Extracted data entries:
▼

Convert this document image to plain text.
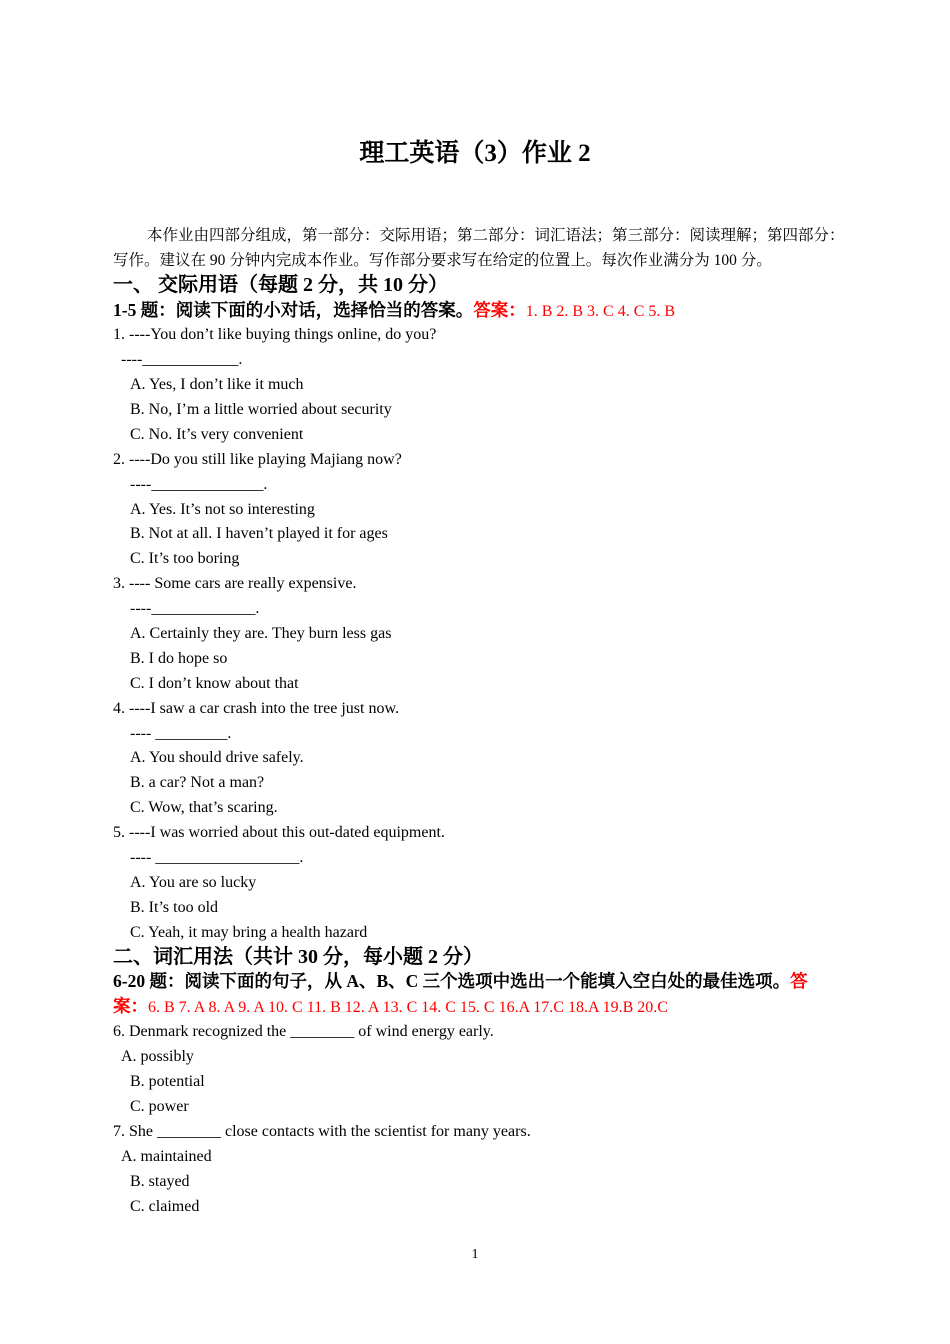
理工英语（3）作业 2
本作业由四部分组成，第一部分：交际用语；第二部分：词汇语法；第三部分：阅读理解；第四部分：
写作。建议在 90 分钟内完成本作业。写作部分要求写在给定的位置上。每次作业满分为 100 分。
一、 交际用语（每题 2 分，共 10 分）
1-5 题：阅读下面的小对话，选择恰当的答案。答案：1. B 2. B 3. C 4. C 5. B
1. ----You don’t like buying things online, do you?
----____________.
A. Yes, I don’t like it much
B. No, I’m a little worried about security
C. No. It’s very convenient
2. ----Do you still like playing Majiang now?
----______________.
A. Yes. It’s not so interesting
B. Not at all. I haven’t played it for ages
C. It’s too boring
3. ---- Some cars are really expensive.
----_____________.
A. Certainly they are. They burn less gas
B. I do hope so
C. I don’t know about that
4. ----I saw a car crash into the tree just now.
---- _________.
A. You should drive safely.
B. a car? Not a man?
C. Wow, that’s scaring.
5. ----I was worried about this out-dated equipment.
---- __________________.
A. You are so lucky
B. It’s too old
C. Yeah, it may bring a health hazard
二、词汇用法（共计 30 分，每小题 2 分）
6-20 题：阅读下面的句子，从 A、B、C 三个选项中选出一个能填入空白处的最佳选项。答
案：6. B 7. A 8. A 9. A 10. C 11. B 12. A 13. C 14. C 15. C 16.A 17.C 18.A 19.B 20.C
6. Denmark recognized the ________ of wind energy early.
A. possibly
B. potential
C. power
7. She ________ close contacts with the scientist for many years.
A. maintained
B. stayed
C. claimed
1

▲

Required work
From the material above, reproduce everything verbatim except the pictures.

Result for this task
Convert this document image to plain text.
理工英语（3）作业 2
本作业由四部分组成，第一部分：交际用语；第二部分：词汇语法；第三部分：阅读理解；第四部分：
写作。建议在 90 分钟内完成本作业。写作部分要求写在给定的位置上。每次作业满分为 100 分。
一、 交际用语（每题 2 分，共 10 分）
1-5 题：阅读下面的小对话，选择恰当的答案。答案：1. B 2. B 3. C 4. C 5. B
1. ----You don’t like buying things online, do you?
----____________.
A. Yes, I don’t like it much
B. No, I’m a little worried about security
C. No. It’s very convenient
2. ----Do you still like playing Majiang now?
----______________.
A. Yes. It’s not so interesting
B. Not at all. I haven’t played it for ages
C. It’s too boring
3. ---- Some cars are really expensive.
----_____________.
A. Certainly they are. They burn less gas
B. I do hope so
C. I don’t know about that
4. ----I saw a car crash into the tree just now.
---- _________.
A. You should drive safely.
B. a car? Not a man?
C. Wow, that’s scaring.
5. ----I was worried about this out-dated equipment.
---- __________________.
A. You are so lucky
B. It’s too old
C. Yeah, it may bring a health hazard
二、词汇用法（共计 30 分，每小题 2 分）
6-20 题：阅读下面的句子，从 A、B、C 三个选项中选出一个能填入空白处的最佳选项。答
案：6. B 7. A 8. A 9. A 10. C 11. B 12. A 13. C 14. C 15. C 16.A 17.C 18.A 19.B 20.C
6. Denmark recognized the ________ of wind energy early.
A. possibly
B. potential
C. power
7. She ________ close contacts with the scientist for many years.
A. maintained
B. stayed
C. claimed
1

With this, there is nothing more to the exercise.